■ Data in this exercise:

================

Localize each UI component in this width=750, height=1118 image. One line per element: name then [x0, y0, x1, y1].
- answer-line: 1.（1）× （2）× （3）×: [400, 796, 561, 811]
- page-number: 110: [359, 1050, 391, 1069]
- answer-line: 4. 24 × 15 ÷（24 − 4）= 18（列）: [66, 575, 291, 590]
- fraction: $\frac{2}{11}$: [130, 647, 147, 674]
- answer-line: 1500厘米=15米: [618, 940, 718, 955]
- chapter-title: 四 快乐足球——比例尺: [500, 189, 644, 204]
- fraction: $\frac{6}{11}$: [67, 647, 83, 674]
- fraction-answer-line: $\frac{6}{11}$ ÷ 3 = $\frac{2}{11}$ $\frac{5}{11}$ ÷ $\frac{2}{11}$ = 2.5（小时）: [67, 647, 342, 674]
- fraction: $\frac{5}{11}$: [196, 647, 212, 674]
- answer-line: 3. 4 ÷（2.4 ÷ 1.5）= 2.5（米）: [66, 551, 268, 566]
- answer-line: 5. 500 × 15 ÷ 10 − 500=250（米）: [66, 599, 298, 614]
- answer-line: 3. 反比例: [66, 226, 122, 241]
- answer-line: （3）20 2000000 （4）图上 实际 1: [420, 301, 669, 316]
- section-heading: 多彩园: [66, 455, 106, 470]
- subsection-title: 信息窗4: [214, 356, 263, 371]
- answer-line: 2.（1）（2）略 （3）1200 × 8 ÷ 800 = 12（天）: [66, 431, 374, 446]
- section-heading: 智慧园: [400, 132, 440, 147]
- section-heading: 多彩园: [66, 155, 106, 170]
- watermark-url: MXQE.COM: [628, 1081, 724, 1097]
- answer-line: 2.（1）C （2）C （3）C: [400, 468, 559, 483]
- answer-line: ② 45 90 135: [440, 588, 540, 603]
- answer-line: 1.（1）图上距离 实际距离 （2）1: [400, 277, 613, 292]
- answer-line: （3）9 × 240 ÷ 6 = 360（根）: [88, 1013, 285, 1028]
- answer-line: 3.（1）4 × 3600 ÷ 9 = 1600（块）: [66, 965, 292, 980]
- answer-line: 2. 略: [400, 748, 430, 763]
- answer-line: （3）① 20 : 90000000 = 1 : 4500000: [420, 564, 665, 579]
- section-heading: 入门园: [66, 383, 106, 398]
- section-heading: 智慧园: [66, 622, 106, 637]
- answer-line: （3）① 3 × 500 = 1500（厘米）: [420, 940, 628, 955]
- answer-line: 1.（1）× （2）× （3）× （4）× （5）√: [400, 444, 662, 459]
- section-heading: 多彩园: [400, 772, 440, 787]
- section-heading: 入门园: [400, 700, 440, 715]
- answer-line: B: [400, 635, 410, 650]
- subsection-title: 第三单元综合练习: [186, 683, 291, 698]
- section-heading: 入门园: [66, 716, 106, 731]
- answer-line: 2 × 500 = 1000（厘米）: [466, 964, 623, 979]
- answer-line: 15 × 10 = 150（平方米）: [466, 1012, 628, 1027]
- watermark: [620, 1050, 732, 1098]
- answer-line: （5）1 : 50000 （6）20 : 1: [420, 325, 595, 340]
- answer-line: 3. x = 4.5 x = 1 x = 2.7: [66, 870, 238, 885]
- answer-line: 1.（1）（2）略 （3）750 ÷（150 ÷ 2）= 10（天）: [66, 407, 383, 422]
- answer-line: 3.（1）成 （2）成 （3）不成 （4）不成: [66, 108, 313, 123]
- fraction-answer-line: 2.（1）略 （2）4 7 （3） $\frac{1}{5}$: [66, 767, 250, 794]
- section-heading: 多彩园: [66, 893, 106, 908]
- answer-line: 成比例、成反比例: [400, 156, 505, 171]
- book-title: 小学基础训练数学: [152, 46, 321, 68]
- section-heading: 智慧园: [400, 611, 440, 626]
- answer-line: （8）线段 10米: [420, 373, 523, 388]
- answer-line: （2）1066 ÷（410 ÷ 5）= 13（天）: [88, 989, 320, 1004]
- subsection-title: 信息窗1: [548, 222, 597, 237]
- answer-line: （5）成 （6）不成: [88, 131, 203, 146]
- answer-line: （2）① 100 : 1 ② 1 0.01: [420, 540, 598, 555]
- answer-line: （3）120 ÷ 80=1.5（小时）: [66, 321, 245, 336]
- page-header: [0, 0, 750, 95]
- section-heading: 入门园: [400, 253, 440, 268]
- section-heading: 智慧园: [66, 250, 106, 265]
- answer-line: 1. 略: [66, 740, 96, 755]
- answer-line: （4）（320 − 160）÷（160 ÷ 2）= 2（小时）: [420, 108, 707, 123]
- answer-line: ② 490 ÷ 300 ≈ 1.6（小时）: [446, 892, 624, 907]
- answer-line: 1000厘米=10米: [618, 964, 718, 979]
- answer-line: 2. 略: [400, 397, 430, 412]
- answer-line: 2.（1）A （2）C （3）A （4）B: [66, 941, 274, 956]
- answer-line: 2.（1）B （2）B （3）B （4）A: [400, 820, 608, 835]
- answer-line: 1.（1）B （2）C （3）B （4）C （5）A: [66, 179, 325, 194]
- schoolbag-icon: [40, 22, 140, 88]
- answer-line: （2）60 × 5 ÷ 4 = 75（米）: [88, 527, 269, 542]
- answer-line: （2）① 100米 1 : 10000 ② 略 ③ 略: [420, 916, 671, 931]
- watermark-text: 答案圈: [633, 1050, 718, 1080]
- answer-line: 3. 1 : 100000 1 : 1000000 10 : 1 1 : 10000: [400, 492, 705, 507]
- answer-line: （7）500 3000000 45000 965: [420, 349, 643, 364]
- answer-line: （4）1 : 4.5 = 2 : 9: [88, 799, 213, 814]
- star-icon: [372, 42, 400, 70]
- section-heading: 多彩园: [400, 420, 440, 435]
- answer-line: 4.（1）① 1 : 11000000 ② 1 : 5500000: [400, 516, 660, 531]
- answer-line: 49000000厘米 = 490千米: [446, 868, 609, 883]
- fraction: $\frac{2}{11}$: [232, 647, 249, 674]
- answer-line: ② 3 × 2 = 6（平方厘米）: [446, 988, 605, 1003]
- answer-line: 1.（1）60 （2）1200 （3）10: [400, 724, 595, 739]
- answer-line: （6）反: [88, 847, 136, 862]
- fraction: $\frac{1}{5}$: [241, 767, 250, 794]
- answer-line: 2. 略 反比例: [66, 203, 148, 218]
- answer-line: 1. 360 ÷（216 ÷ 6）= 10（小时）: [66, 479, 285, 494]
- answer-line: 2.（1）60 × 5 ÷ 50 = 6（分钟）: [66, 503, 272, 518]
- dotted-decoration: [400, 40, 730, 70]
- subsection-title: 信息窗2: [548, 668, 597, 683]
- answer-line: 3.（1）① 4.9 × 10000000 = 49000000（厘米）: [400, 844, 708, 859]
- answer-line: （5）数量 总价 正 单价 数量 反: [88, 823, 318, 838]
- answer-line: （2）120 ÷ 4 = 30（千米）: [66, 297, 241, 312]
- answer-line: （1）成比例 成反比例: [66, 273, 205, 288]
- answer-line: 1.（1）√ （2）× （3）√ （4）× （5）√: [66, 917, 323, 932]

================

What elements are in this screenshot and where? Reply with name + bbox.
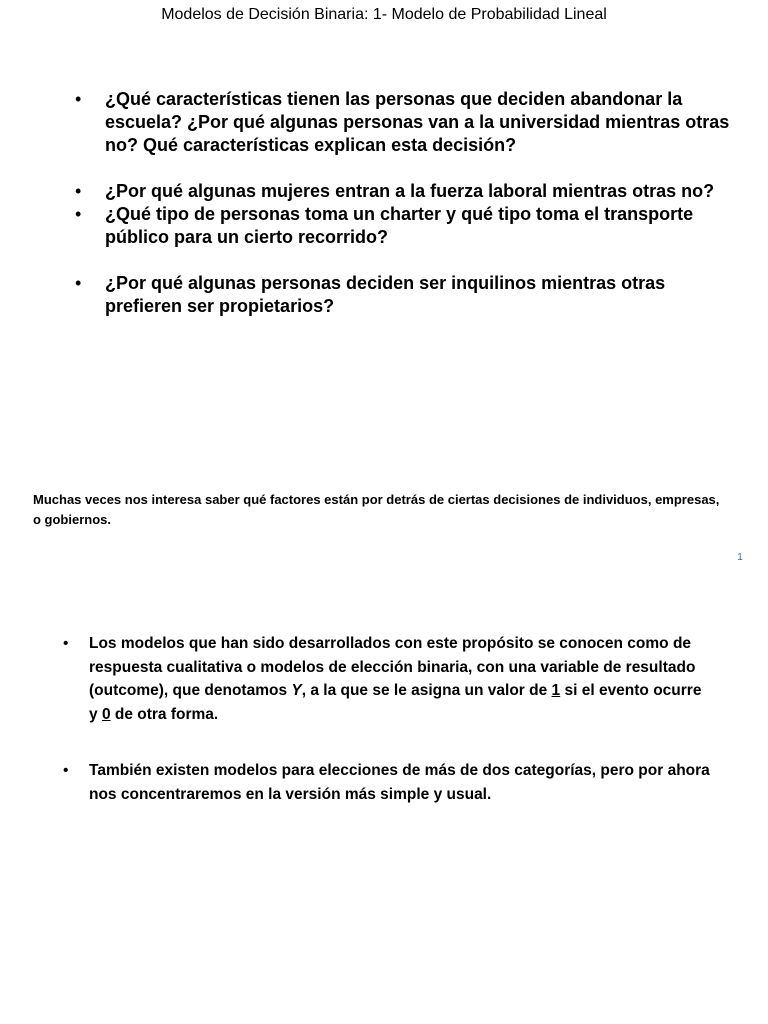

================

■ Your instructions: Retype the entries in Block 1, starting at the line that contains "Localize each UI" and ending after the line that contains "- answer-line: 1500厘米=15米: [618, 940, 718, 955]".

■ Response:
Localize each UI component in this width=750, height=1118 image. One line per element: name then [x0, y0, x1, y1].
- answer-line: 1.（1）× （2）× （3）×: [400, 796, 561, 811]
- page-number: 110: [359, 1050, 391, 1069]
- answer-line: 4. 24 × 15 ÷（24 − 4）= 18（列）: [66, 575, 291, 590]
- fraction: $\frac{2}{11}$: [130, 647, 147, 674]
- answer-line: 1500厘米=15米: [618, 940, 718, 955]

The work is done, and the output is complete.